§ Exercise description
Omit the pictures and return every entry exactly as written.

§ Extracted records
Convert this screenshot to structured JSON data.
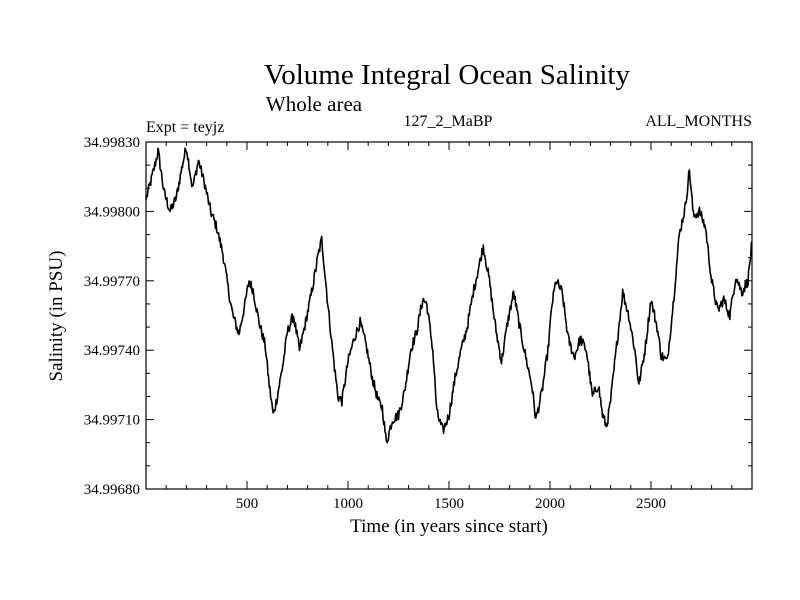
{
  "header": {
    "experiment": "Expt = teyjz",
    "run_id": "127_2_MaBP",
    "months": "ALL_MONTHS"
  },
  "chart_data": {
    "type": "line",
    "title": "Volume Integral Ocean Salinity",
    "subtitle": "Whole area",
    "xlabel": "Time (in years since start)",
    "ylabel": "Salinity (in PSU)",
    "xlim": [
      0,
      3000
    ],
    "ylim": [
      34.9968,
      34.9983
    ],
    "x_ticks": [
      500,
      1000,
      1500,
      2000,
      2500
    ],
    "x_tick_labels": [
      "500",
      "1000",
      "1500",
      "2000",
      "2500"
    ],
    "y_ticks": [
      34.9968,
      34.9971,
      34.9974,
      34.9977,
      34.998,
      34.9983
    ],
    "y_tick_labels": [
      "34.99680",
      "34.99710",
      "34.99740",
      "34.99770",
      "34.99800",
      "34.99830"
    ],
    "line_color": "#000000",
    "series": [
      {
        "name": "Salinity",
        "x": [
          0,
          30,
          60,
          90,
          120,
          150,
          180,
          200,
          230,
          260,
          290,
          320,
          350,
          380,
          410,
          430,
          460,
          490,
          510,
          530,
          560,
          590,
          610,
          630,
          650,
          680,
          700,
          730,
          760,
          790,
          820,
          850,
          870,
          900,
          930,
          950,
          970,
          1000,
          1030,
          1060,
          1090,
          1120,
          1150,
          1170,
          1190,
          1220,
          1250,
          1280,
          1310,
          1340,
          1370,
          1390,
          1420,
          1440,
          1470,
          1500,
          1530,
          1560,
          1590,
          1620,
          1650,
          1670,
          1700,
          1730,
          1760,
          1790,
          1820,
          1850,
          1880,
          1910,
          1930,
          1960,
          1990,
          2010,
          2030,
          2060,
          2090,
          2120,
          2150,
          2180,
          2210,
          2240,
          2260,
          2280,
          2300,
          2330,
          2360,
          2390,
          2420,
          2440,
          2470,
          2500,
          2530,
          2550,
          2580,
          2610,
          2640,
          2670,
          2690,
          2710,
          2740,
          2770,
          2800,
          2830,
          2860,
          2890,
          2920,
          2950,
          2980,
          3000
        ],
        "values": [
          34.99805,
          34.99815,
          34.99826,
          34.99808,
          34.998,
          34.99806,
          34.9982,
          34.99828,
          34.9981,
          34.99822,
          34.99812,
          34.998,
          34.99793,
          34.99782,
          34.99765,
          34.99755,
          34.99747,
          34.9976,
          34.9977,
          34.99766,
          34.99752,
          34.99742,
          34.99725,
          34.99712,
          34.9972,
          34.99735,
          34.99748,
          34.99755,
          34.9974,
          34.99752,
          34.99765,
          34.9978,
          34.99788,
          34.9976,
          34.99735,
          34.9972,
          34.99718,
          34.99735,
          34.99745,
          34.99752,
          34.99742,
          34.99728,
          34.99718,
          34.99715,
          34.997,
          34.9971,
          34.99712,
          34.99722,
          34.9974,
          34.99748,
          34.99762,
          34.9976,
          34.9974,
          34.99713,
          34.99705,
          34.99712,
          34.99728,
          34.9974,
          34.9975,
          34.99765,
          34.99777,
          34.99785,
          34.9977,
          34.9975,
          34.99735,
          34.99752,
          34.99765,
          34.9975,
          34.99737,
          34.99725,
          34.9971,
          34.99722,
          34.9974,
          34.9976,
          34.9977,
          34.99765,
          34.99745,
          34.99737,
          34.99745,
          34.9974,
          34.9972,
          34.99725,
          34.99712,
          34.99707,
          34.99718,
          34.99742,
          34.99765,
          34.99755,
          34.9974,
          34.99725,
          34.9974,
          34.99762,
          34.9975,
          34.99738,
          34.99735,
          34.9976,
          34.9979,
          34.99802,
          34.99818,
          34.99798,
          34.998,
          34.99793,
          34.9977,
          34.99757,
          34.99762,
          34.99755,
          34.99772,
          34.99765,
          34.9977,
          34.99787
        ]
      }
    ]
  }
}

§ Final result
Convert this screenshot to structured JSON data.
{
  "header": {
    "experiment": "Expt = teyjz",
    "run_id": "127_2_MaBP",
    "months": "ALL_MONTHS"
  },
  "chart_data": {
    "type": "line",
    "title": "Volume Integral Ocean Salinity",
    "subtitle": "Whole area",
    "xlabel": "Time (in years since start)",
    "ylabel": "Salinity (in PSU)",
    "xlim": [
      0,
      3000
    ],
    "ylim": [
      34.9968,
      34.9983
    ],
    "x_ticks": [
      500,
      1000,
      1500,
      2000,
      2500
    ],
    "x_tick_labels": [
      "500",
      "1000",
      "1500",
      "2000",
      "2500"
    ],
    "y_ticks": [
      34.9968,
      34.9971,
      34.9974,
      34.9977,
      34.998,
      34.9983
    ],
    "y_tick_labels": [
      "34.99680",
      "34.99710",
      "34.99740",
      "34.99770",
      "34.99800",
      "34.99830"
    ],
    "line_color": "#000000",
    "series": [
      {
        "name": "Salinity",
        "x": [
          0,
          30,
          60,
          90,
          120,
          150,
          180,
          200,
          230,
          260,
          290,
          320,
          350,
          380,
          410,
          430,
          460,
          490,
          510,
          530,
          560,
          590,
          610,
          630,
          650,
          680,
          700,
          730,
          760,
          790,
          820,
          850,
          870,
          900,
          930,
          950,
          970,
          1000,
          1030,
          1060,
          1090,
          1120,
          1150,
          1170,
          1190,
          1220,
          1250,
          1280,
          1310,
          1340,
          1370,
          1390,
          1420,
          1440,
          1470,
          1500,
          1530,
          1560,
          1590,
          1620,
          1650,
          1670,
          1700,
          1730,
          1760,
          1790,
          1820,
          1850,
          1880,
          1910,
          1930,
          1960,
          1990,
          2010,
          2030,
          2060,
          2090,
          2120,
          2150,
          2180,
          2210,
          2240,
          2260,
          2280,
          2300,
          2330,
          2360,
          2390,
          2420,
          2440,
          2470,
          2500,
          2530,
          2550,
          2580,
          2610,
          2640,
          2670,
          2690,
          2710,
          2740,
          2770,
          2800,
          2830,
          2860,
          2890,
          2920,
          2950,
          2980,
          3000
        ],
        "values": [
          34.99805,
          34.99815,
          34.99826,
          34.99808,
          34.998,
          34.99806,
          34.9982,
          34.99828,
          34.9981,
          34.99822,
          34.99812,
          34.998,
          34.99793,
          34.99782,
          34.99765,
          34.99755,
          34.99747,
          34.9976,
          34.9977,
          34.99766,
          34.99752,
          34.99742,
          34.99725,
          34.99712,
          34.9972,
          34.99735,
          34.99748,
          34.99755,
          34.9974,
          34.99752,
          34.99765,
          34.9978,
          34.99788,
          34.9976,
          34.99735,
          34.9972,
          34.99718,
          34.99735,
          34.99745,
          34.99752,
          34.99742,
          34.99728,
          34.99718,
          34.99715,
          34.997,
          34.9971,
          34.99712,
          34.99722,
          34.9974,
          34.99748,
          34.99762,
          34.9976,
          34.9974,
          34.99713,
          34.99705,
          34.99712,
          34.99728,
          34.9974,
          34.9975,
          34.99765,
          34.99777,
          34.99785,
          34.9977,
          34.9975,
          34.99735,
          34.99752,
          34.99765,
          34.9975,
          34.99737,
          34.99725,
          34.9971,
          34.99722,
          34.9974,
          34.9976,
          34.9977,
          34.99765,
          34.99745,
          34.99737,
          34.99745,
          34.9974,
          34.9972,
          34.99725,
          34.99712,
          34.99707,
          34.99718,
          34.99742,
          34.99765,
          34.99755,
          34.9974,
          34.99725,
          34.9974,
          34.99762,
          34.9975,
          34.99738,
          34.99735,
          34.9976,
          34.9979,
          34.99802,
          34.99818,
          34.99798,
          34.998,
          34.99793,
          34.9977,
          34.99757,
          34.99762,
          34.99755,
          34.99772,
          34.99765,
          34.9977,
          34.99787
        ]
      }
    ]
  }
}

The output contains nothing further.